Provided text Start Marker

Dichelomorpha nigra

Scientific classification
- Kingdom: Animalia
- Phylum: Arthropoda
- Clade: Pancrustacea
- Class: Insecta
- Order: Coleoptera
- Suborder: Polyphaga
- Infraorder: Scarabaeiformia
- Family: Scarabaeidae
- Genus: Dichelomorpha
- Species: D. nigra
- Binomial name: Dichelomorpha nigra (Brenske, 1894)
- Synonyms: Dejeania nigra Brenske, 1894; Dichelomorpha variabilis Moser, 1917;

= Dichelomorpha nigra =

- Genus: Dichelomorpha
- Species: nigra
- Authority: (Brenske, 1894)
- Synonyms: Dejeania nigra Brenske, 1894, Dichelomorpha variabilis Moser, 1917

Species of beetle

Dichelomorpha nigra is a species of beetle of the family Scarabaeidae. It is found in Brunei and Malaysia (Sabah).

Provided text End Marker
Data extract Start Marker

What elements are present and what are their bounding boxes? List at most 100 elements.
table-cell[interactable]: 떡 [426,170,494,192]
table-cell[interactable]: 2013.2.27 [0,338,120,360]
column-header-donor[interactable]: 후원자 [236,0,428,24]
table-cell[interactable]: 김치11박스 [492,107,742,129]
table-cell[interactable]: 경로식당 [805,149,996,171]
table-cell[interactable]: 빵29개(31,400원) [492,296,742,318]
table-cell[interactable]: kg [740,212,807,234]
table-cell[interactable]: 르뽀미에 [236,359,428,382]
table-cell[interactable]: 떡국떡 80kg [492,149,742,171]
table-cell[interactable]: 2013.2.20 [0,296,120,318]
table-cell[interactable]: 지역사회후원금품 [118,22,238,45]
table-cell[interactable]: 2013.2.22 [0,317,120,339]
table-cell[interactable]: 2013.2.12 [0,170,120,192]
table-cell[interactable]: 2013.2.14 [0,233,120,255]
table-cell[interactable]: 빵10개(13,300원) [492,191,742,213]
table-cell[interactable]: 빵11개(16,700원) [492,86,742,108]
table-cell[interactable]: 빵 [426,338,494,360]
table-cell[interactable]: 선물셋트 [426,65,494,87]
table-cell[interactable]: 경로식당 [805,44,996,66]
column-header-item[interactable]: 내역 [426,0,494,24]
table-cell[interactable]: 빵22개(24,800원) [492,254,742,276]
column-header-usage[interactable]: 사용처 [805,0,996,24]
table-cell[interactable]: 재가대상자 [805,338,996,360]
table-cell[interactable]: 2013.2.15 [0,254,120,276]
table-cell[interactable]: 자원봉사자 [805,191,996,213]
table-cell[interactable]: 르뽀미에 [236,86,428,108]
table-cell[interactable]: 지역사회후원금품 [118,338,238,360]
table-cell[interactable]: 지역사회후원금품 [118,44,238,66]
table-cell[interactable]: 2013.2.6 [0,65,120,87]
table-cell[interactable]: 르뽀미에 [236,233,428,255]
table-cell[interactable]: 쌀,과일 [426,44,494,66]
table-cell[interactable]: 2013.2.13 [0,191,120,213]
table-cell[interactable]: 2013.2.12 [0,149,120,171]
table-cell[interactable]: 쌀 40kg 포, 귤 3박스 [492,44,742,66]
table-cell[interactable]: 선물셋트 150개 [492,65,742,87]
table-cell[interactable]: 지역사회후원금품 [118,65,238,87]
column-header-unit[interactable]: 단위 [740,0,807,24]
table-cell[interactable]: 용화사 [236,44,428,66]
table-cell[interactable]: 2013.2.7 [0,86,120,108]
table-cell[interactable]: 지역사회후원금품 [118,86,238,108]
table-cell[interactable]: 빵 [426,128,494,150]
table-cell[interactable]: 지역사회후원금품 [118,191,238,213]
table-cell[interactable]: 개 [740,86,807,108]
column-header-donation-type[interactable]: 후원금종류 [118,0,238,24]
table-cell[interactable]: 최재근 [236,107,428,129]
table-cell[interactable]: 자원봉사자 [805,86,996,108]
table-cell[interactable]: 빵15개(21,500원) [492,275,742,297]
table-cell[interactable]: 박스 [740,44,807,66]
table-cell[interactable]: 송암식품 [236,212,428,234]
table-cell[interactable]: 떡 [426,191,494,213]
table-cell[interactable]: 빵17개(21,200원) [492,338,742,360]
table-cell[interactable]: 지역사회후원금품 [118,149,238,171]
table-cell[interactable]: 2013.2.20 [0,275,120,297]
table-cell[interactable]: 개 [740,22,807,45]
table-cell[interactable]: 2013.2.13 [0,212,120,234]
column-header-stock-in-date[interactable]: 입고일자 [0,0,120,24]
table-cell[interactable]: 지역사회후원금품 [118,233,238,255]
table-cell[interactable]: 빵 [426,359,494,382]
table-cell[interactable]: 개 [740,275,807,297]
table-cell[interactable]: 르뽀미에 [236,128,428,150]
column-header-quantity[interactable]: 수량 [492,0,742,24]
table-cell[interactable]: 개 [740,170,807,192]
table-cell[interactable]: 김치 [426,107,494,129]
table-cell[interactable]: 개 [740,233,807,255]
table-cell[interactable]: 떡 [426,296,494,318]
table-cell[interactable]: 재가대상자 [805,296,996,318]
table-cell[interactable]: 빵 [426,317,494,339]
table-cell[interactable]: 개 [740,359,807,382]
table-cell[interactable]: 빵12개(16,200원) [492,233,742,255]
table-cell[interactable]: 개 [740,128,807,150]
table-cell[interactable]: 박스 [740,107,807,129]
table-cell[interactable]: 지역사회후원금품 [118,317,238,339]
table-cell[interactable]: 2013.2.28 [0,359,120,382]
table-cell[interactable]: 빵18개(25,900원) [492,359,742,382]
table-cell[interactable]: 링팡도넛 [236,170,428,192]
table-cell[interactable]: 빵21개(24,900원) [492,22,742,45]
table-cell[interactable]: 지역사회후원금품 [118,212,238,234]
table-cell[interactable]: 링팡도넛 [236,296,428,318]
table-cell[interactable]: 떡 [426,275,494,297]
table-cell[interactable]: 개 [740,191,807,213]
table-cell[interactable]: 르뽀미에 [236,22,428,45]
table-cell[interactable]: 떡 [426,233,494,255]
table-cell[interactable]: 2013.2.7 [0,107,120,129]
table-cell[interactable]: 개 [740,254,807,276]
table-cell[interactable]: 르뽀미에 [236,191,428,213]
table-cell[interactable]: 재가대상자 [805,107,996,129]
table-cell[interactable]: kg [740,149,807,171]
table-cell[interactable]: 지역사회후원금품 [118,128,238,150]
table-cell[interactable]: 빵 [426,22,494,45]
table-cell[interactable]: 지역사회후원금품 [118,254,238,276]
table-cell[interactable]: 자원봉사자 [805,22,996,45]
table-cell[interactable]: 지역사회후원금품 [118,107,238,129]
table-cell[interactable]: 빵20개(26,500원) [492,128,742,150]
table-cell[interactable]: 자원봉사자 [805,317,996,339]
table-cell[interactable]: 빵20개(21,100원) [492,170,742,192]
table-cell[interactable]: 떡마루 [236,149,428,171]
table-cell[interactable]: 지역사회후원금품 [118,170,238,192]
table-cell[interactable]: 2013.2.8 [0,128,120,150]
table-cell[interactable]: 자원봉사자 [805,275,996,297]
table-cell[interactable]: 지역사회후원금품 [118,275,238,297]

Data extract End Marker

* _Check your understanding_:
1. In the text on Dichelomorpha nigra, where is the species found?
2. Turn the paragraph beginning "Dichelomorpha nigra is a species of beetle" from the Dichelomorpha nigra text into a short bulleted list that keeps its facts.
3. Write the next part of the text on Dichelomorpha nigra, picking up after its final sentence.
The material has no connection to the text on Dichelomorpha nigra.

* _Task responses_:
1. Brunei and Malaysia (Sabah).

2.
- Dichelomorpha nigra: a beetle species
- Family: Scarabaeidae
- Range: Brunei and Malaysia (Sabah)

3.
== Description ==
Adults reach a length of about 4.5-6 mm. They are highly variable in colouration. The upper surface is either densely covered with yellow or yellowish scales, with only the sides of the elytra black behind the middle, or the scales on the upper surface are black, the base of the pronotum (usually except for the middle), the scutellum, a short transverse band in front of the middle of the elytra, and the suture behind this transverse band are yellow. Various intermediate forms exist between these two colourations. The pronotum is convex, the sides are rounded, with an incision on each side at the base in front of the scutellum. Besides the scales, the pronotum bears widely spaced, erect setae. The elytra taper slightly posteriorly. The pygidium is triangular, truncated at the end, and all scales of the pygidium are directed towards its center. The underside is covered with coarse scales, on the abdomen the scales are very dense.